_Work to be completed:_ Copy every one of the following lines without any change.

--- start ---

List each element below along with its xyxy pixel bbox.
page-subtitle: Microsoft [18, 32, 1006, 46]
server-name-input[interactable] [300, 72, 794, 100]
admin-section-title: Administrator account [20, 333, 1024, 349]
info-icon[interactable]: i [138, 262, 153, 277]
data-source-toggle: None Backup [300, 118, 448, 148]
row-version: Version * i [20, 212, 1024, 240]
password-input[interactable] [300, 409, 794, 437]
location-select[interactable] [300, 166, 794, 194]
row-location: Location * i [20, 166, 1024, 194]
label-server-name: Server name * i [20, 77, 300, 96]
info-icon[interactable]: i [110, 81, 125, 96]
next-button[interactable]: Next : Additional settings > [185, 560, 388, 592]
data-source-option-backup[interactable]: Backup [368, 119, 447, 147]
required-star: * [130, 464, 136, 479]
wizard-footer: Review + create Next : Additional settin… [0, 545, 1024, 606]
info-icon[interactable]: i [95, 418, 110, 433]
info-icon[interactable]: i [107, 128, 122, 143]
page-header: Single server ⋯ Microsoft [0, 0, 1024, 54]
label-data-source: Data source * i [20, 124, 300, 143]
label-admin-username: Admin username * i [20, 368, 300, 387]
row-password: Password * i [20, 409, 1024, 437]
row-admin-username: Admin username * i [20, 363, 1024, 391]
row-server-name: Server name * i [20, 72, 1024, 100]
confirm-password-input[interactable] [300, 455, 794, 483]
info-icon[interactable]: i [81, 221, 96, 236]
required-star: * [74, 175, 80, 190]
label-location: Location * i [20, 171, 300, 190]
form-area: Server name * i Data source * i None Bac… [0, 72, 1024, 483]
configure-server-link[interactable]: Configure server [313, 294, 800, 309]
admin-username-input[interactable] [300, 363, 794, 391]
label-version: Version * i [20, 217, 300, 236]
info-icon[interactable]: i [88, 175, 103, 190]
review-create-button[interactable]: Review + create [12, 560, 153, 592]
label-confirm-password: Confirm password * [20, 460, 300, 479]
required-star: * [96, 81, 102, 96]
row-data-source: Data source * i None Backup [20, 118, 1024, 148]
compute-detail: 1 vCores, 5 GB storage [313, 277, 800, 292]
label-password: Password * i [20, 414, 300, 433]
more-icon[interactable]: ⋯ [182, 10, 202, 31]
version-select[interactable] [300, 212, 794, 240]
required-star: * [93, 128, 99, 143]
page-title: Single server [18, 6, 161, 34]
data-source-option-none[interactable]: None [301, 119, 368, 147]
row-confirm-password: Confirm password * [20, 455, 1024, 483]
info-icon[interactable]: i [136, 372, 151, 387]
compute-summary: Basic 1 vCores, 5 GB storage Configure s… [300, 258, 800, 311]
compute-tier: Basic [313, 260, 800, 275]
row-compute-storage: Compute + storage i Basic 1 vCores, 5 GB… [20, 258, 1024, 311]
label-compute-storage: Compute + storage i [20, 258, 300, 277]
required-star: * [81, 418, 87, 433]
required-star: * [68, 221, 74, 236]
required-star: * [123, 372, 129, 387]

--- end ---

_Solution below:_
List each element below along with its xyxy pixel bbox.
page-subtitle: Microsoft [18, 32, 1006, 46]
server-name-input[interactable] [300, 72, 794, 100]
admin-section-title: Administrator account [20, 333, 1024, 349]
info-icon[interactable]: i [138, 262, 153, 277]
data-source-toggle: None Backup [300, 118, 448, 148]
row-version: Version * i [20, 212, 1024, 240]
password-input[interactable] [300, 409, 794, 437]
location-select[interactable] [300, 166, 794, 194]
row-location: Location * i [20, 166, 1024, 194]
label-server-name: Server name * i [20, 77, 300, 96]
info-icon[interactable]: i [110, 81, 125, 96]
next-button[interactable]: Next : Additional settings > [185, 560, 388, 592]
data-source-option-backup[interactable]: Backup [368, 119, 447, 147]
required-star: * [130, 464, 136, 479]
wizard-footer: Review + create Next : Additional settin… [0, 545, 1024, 606]
info-icon[interactable]: i [95, 418, 110, 433]
info-icon[interactable]: i [107, 128, 122, 143]
page-header: Single server ⋯ Microsoft [0, 0, 1024, 54]
label-data-source: Data source * i [20, 124, 300, 143]
label-admin-username: Admin username * i [20, 368, 300, 387]
row-password: Password * i [20, 409, 1024, 437]
row-admin-username: Admin username * i [20, 363, 1024, 391]
row-server-name: Server name * i [20, 72, 1024, 100]
confirm-password-input[interactable] [300, 455, 794, 483]
info-icon[interactable]: i [81, 221, 96, 236]
required-star: * [74, 175, 80, 190]
label-location: Location * i [20, 171, 300, 190]
form-area: Server name * i Data source * i None Bac… [0, 72, 1024, 483]
configure-server-link[interactable]: Configure server [313, 294, 800, 309]
admin-username-input[interactable] [300, 363, 794, 391]
label-version: Version * i [20, 217, 300, 236]
info-icon[interactable]: i [88, 175, 103, 190]
review-create-button[interactable]: Review + create [12, 560, 153, 592]
label-confirm-password: Confirm password * [20, 460, 300, 479]
required-star: * [96, 81, 102, 96]
row-data-source: Data source * i None Backup [20, 118, 1024, 148]
compute-detail: 1 vCores, 5 GB storage [313, 277, 800, 292]
label-password: Password * i [20, 414, 300, 433]
more-icon[interactable]: ⋯ [182, 10, 202, 31]
version-select[interactable] [300, 212, 794, 240]
required-star: * [93, 128, 99, 143]
page-title: Single server [18, 6, 161, 34]
data-source-option-none[interactable]: None [301, 119, 368, 147]
row-confirm-password: Confirm password * [20, 455, 1024, 483]
info-icon[interactable]: i [136, 372, 151, 387]
compute-summary: Basic 1 vCores, 5 GB storage Configure s… [300, 258, 800, 311]
compute-tier: Basic [313, 260, 800, 275]
row-compute-storage: Compute + storage i Basic 1 vCores, 5 GB… [20, 258, 1024, 311]
label-compute-storage: Compute + storage i [20, 258, 300, 277]
required-star: * [81, 418, 87, 433]
required-star: * [68, 221, 74, 236]
required-star: * [123, 372, 129, 387]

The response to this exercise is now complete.